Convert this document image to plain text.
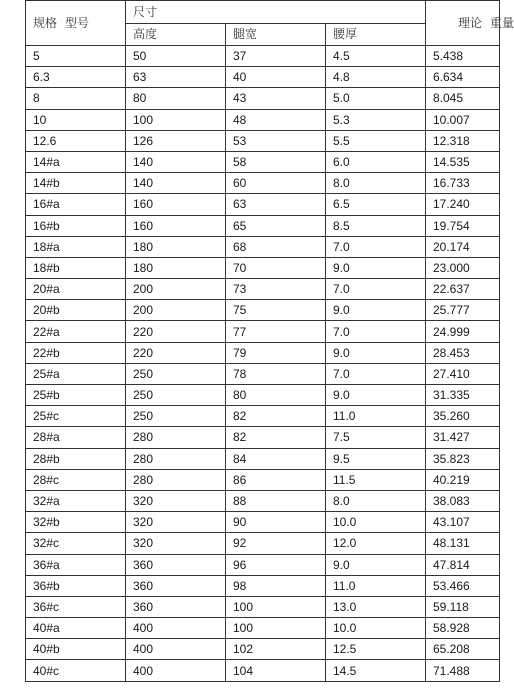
规格 型号	尺寸			理论 重量
	高度	腿宽	腰厚	
5	50	37	4.5	5.438
6.3	63	40	4.8	6.634
8	80	43	5.0	8.045
10	100	48	5.3	10.007
12.6	126	53	5.5	12.318
14#a	140	58	6.0	14.535
14#b	140	60	8.0	16.733
16#a	160	63	6.5	17.240
16#b	160	65	8.5	19.754
18#a	180	68	7.0	20.174
18#b	180	70	9.0	23.000
20#a	200	73	7.0	22.637
20#b	200	75	9.0	25.777
22#a	220	77	7.0	24.999
22#b	220	79	9.0	28.453
25#a	250	78	7.0	27.410
25#b	250	80	9.0	31.335
25#c	250	82	11.0	35.260
28#a	280	82	7.5	31.427
28#b	280	84	9.5	35.823
28#c	280	86	11.5	40.219
32#a	320	88	8.0	38.083
32#b	320	90	10.0	43.107
32#c	320	92	12.0	48.131
36#a	360	96	9.0	47.814
36#b	360	98	11.0	53.466
36#c	360	100	13.0	59.118
40#a	400	100	10.0	58.928
40#b	400	102	12.5	65.208
40#c	400	104	14.5	71.488
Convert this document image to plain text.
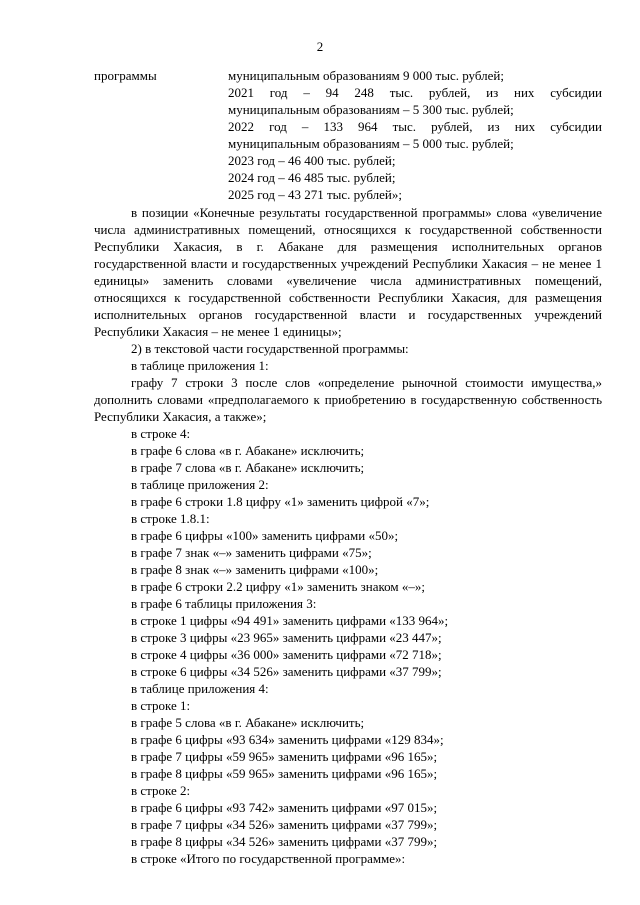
2
программы	муниципальным образованиям 9 000 тыс. рублей;

2021 год – 94 248 тыс. рублей, из них субсидии

муниципальным образованиям – 5 300 тыс. рублей;

2022 год – 133 964 тыс. рублей, из них субсидии

муниципальным образованиям – 5 000 тыс. рублей;

2023 год – 46 400 тыс. рублей;

2024 год – 46 485 тыс. рублей;

2025 год – 43 271 тыс. рублей»;

в позиции «Конечные результаты государственной программы» слова «увеличение числа административных помещений, относящихся к государственной собственности Республики Хакасия, в г. Абакане для размещения исполнительных органов государственной власти и государственных учреждений Республики Хакасия – не менее 1 единицы» заменить словами «увеличение числа административных помещений, относящихся к государственной собственности Республики Хакасия, для размещения исполнительных органов государственной власти и государственных учреждений Республики Хакасия – не менее 1 единицы»;

2) в текстовой части государственной программы:

в таблице приложения 1:

графу 7 строки 3 после слов «определение рыночной стоимости имущества,» дополнить словами «предполагаемого к приобретению в государственную собственность Республики Хакасия, а также»;

в строке 4:

в графе 6 слова «в г. Абакане» исключить;

в графе 7 слова «в г. Абакане» исключить;

в таблице приложения 2:

в графе 6 строки 1.8 цифру «1» заменить цифрой «7»;

в строке 1.8.1:

в графе 6 цифры «100» заменить цифрами «50»;

в графе 7 знак «–» заменить цифрами «75»;

в графе 8 знак «–» заменить цифрами «100»;

в графе 6 строки 2.2 цифру «1» заменить знаком «–»;

в графе 6 таблицы приложения 3:

в строке 1 цифры «94 491» заменить цифрами «133 964»;

в строке 3 цифры «23 965» заменить цифрами «23 447»;

в строке 4 цифры «36 000» заменить цифрами «72 718»;

в строке 6 цифры «34 526» заменить цифрами «37 799»;

в таблице приложения 4:

в строке 1:

в графе 5 слова «в г. Абакане» исключить;

в графе 6 цифры «93 634» заменить цифрами «129 834»;

в графе 7 цифры «59 965» заменить цифрами «96 165»;

в графе 8 цифры «59 965» заменить цифрами «96 165»;

в строке 2:

в графе 6 цифры «93 742» заменить цифрами «97 015»;

в графе 7 цифры «34 526» заменить цифрами «37 799»;

в графе 8 цифры «34 526» заменить цифрами «37 799»;

в строке «Итого по государственной программе»:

» **What the task requires**
Pictures in the records above are not copied; print everything else exactly.

» **Correct response**
Convert this document image to plain text.
规格 型号	尺寸			理论 重量
	高度	腿宽	腰厚	
5	50	37	4.5	5.438
6.3	63	40	4.8	6.634
8	80	43	5.0	8.045
10	100	48	5.3	10.007
12.6	126	53	5.5	12.318
14#a	140	58	6.0	14.535
14#b	140	60	8.0	16.733
16#a	160	63	6.5	17.240
16#b	160	65	8.5	19.754
18#a	180	68	7.0	20.174
18#b	180	70	9.0	23.000
20#a	200	73	7.0	22.637
20#b	200	75	9.0	25.777
22#a	220	77	7.0	24.999
22#b	220	79	9.0	28.453
25#a	250	78	7.0	27.410
25#b	250	80	9.0	31.335
25#c	250	82	11.0	35.260
28#a	280	82	7.5	31.427
28#b	280	84	9.5	35.823
28#c	280	86	11.5	40.219
32#a	320	88	8.0	38.083
32#b	320	90	10.0	43.107
32#c	320	92	12.0	48.131
36#a	360	96	9.0	47.814
36#b	360	98	11.0	53.466
36#c	360	100	13.0	59.118
40#a	400	100	10.0	58.928
40#b	400	102	12.5	65.208
40#c	400	104	14.5	71.488
Convert this document image to plain text.
2
программы	муниципальным образованиям 9 000 тыс. рублей;

2021 год – 94 248 тыс. рублей, из них субсидии

муниципальным образованиям – 5 300 тыс. рублей;

2022 год – 133 964 тыс. рублей, из них субсидии

муниципальным образованиям – 5 000 тыс. рублей;

2023 год – 46 400 тыс. рублей;

2024 год – 46 485 тыс. рублей;

2025 год – 43 271 тыс. рублей»;

в позиции «Конечные результаты государственной программы» слова «увеличение числа административных помещений, относящихся к государственной собственности Республики Хакасия, в г. Абакане для размещения исполнительных органов государственной власти и государственных учреждений Республики Хакасия – не менее 1 единицы» заменить словами «увеличение числа административных помещений, относящихся к государственной собственности Республики Хакасия, для размещения исполнительных органов государственной власти и государственных учреждений Республики Хакасия – не менее 1 единицы»;

2) в текстовой части государственной программы:

в таблице приложения 1:

графу 7 строки 3 после слов «определение рыночной стоимости имущества,» дополнить словами «предполагаемого к приобретению в государственную собственность Республики Хакасия, а также»;

в строке 4:

в графе 6 слова «в г. Абакане» исключить;

в графе 7 слова «в г. Абакане» исключить;

в таблице приложения 2:

в графе 6 строки 1.8 цифру «1» заменить цифрой «7»;

в строке 1.8.1:

в графе 6 цифры «100» заменить цифрами «50»;

в графе 7 знак «–» заменить цифрами «75»;

в графе 8 знак «–» заменить цифрами «100»;

в графе 6 строки 2.2 цифру «1» заменить знаком «–»;

в графе 6 таблицы приложения 3:

в строке 1 цифры «94 491» заменить цифрами «133 964»;

в строке 3 цифры «23 965» заменить цифрами «23 447»;

в строке 4 цифры «36 000» заменить цифрами «72 718»;

в строке 6 цифры «34 526» заменить цифрами «37 799»;

в таблице приложения 4:

в строке 1:

в графе 5 слова «в г. Абакане» исключить;

в графе 6 цифры «93 634» заменить цифрами «129 834»;

в графе 7 цифры «59 965» заменить цифрами «96 165»;

в графе 8 цифры «59 965» заменить цифрами «96 165»;

в строке 2:

в графе 6 цифры «93 742» заменить цифрами «97 015»;

в графе 7 цифры «34 526» заменить цифрами «37 799»;

в графе 8 цифры «34 526» заменить цифрами «37 799»;

в строке «Итого по государственной программе»:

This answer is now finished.